### Problem statement
All the records that follow need to be reproduced exactly. Omit the images.

### Input material
......
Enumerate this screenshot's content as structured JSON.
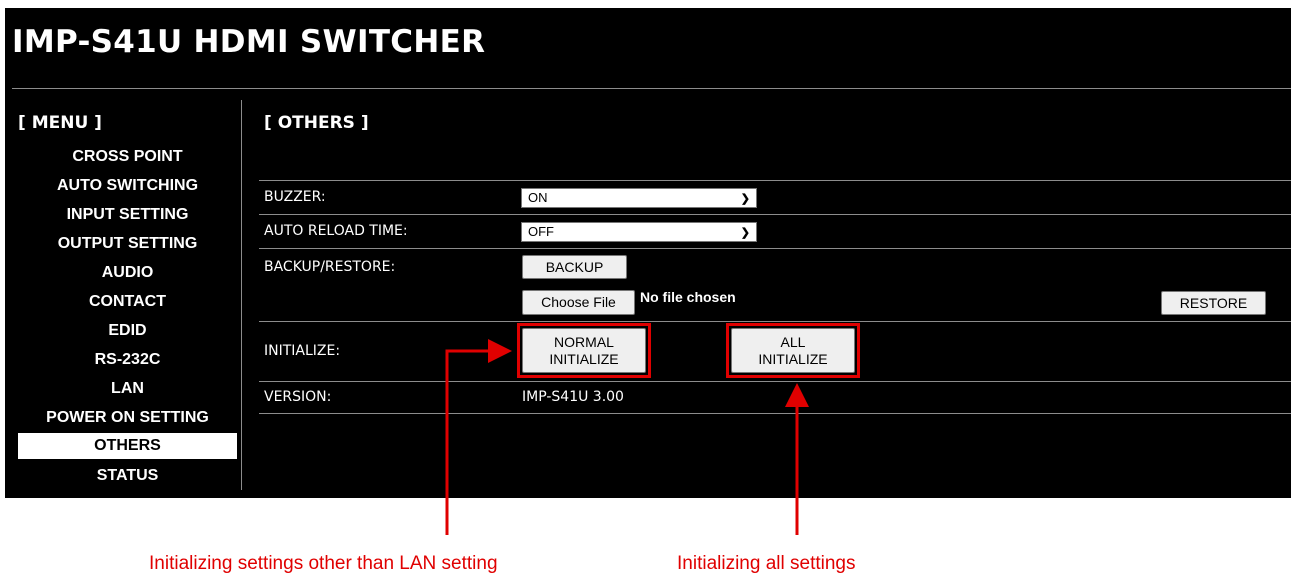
{
  "header": {
    "title": "IMP-S41U HDMI SWITCHER"
  },
  "menu": {
    "title": "[ MENU ]",
    "items": [
      {
        "label": "CROSS POINT"
      },
      {
        "label": "AUTO SWITCHING"
      },
      {
        "label": "INPUT SETTING"
      },
      {
        "label": "OUTPUT SETTING"
      },
      {
        "label": "AUDIO"
      },
      {
        "label": "CONTACT"
      },
      {
        "label": "EDID"
      },
      {
        "label": "RS-232C"
      },
      {
        "label": "LAN"
      },
      {
        "label": "POWER ON SETTING"
      },
      {
        "label": "OTHERS",
        "active": true
      },
      {
        "label": "STATUS"
      }
    ]
  },
  "main": {
    "section_title": "[ OTHERS ]",
    "buzzer": {
      "label": "BUZZER:",
      "value": "ON"
    },
    "auto_reload": {
      "label": "AUTO RELOAD TIME:",
      "value": "OFF"
    },
    "backup_restore": {
      "label": "BACKUP/RESTORE:",
      "backup_button": "BACKUP",
      "choose_file_button": "Choose File",
      "file_status": "No file chosen",
      "restore_button": "RESTORE"
    },
    "initialize": {
      "label": "INITIALIZE:",
      "normal_line1": "NORMAL",
      "normal_line2": "INITIALIZE",
      "all_line1": "ALL",
      "all_line2": "INITIALIZE"
    },
    "version": {
      "label": "VERSION:",
      "value": "IMP-S41U 3.00"
    }
  },
  "annotations": {
    "normal_note": "Initializing settings other than LAN setting",
    "all_note": "Initializing all settings",
    "color": "#e00000"
  }
}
......
### Response to this exercise
Enumerate this screenshot's content as structured JSON.
{
  "header": {
    "title": "IMP-S41U HDMI SWITCHER"
  },
  "menu": {
    "title": "[ MENU ]",
    "items": [
      {
        "label": "CROSS POINT"
      },
      {
        "label": "AUTO SWITCHING"
      },
      {
        "label": "INPUT SETTING"
      },
      {
        "label": "OUTPUT SETTING"
      },
      {
        "label": "AUDIO"
      },
      {
        "label": "CONTACT"
      },
      {
        "label": "EDID"
      },
      {
        "label": "RS-232C"
      },
      {
        "label": "LAN"
      },
      {
        "label": "POWER ON SETTING"
      },
      {
        "label": "OTHERS",
        "active": true
      },
      {
        "label": "STATUS"
      }
    ]
  },
  "main": {
    "section_title": "[ OTHERS ]",
    "buzzer": {
      "label": "BUZZER:",
      "value": "ON"
    },
    "auto_reload": {
      "label": "AUTO RELOAD TIME:",
      "value": "OFF"
    },
    "backup_restore": {
      "label": "BACKUP/RESTORE:",
      "backup_button": "BACKUP",
      "choose_file_button": "Choose File",
      "file_status": "No file chosen",
      "restore_button": "RESTORE"
    },
    "initialize": {
      "label": "INITIALIZE:",
      "normal_line1": "NORMAL",
      "normal_line2": "INITIALIZE",
      "all_line1": "ALL",
      "all_line2": "INITIALIZE"
    },
    "version": {
      "label": "VERSION:",
      "value": "IMP-S41U 3.00"
    }
  },
  "annotations": {
    "normal_note": "Initializing settings other than LAN setting",
    "all_note": "Initializing all settings",
    "color": "#e00000"
  }
}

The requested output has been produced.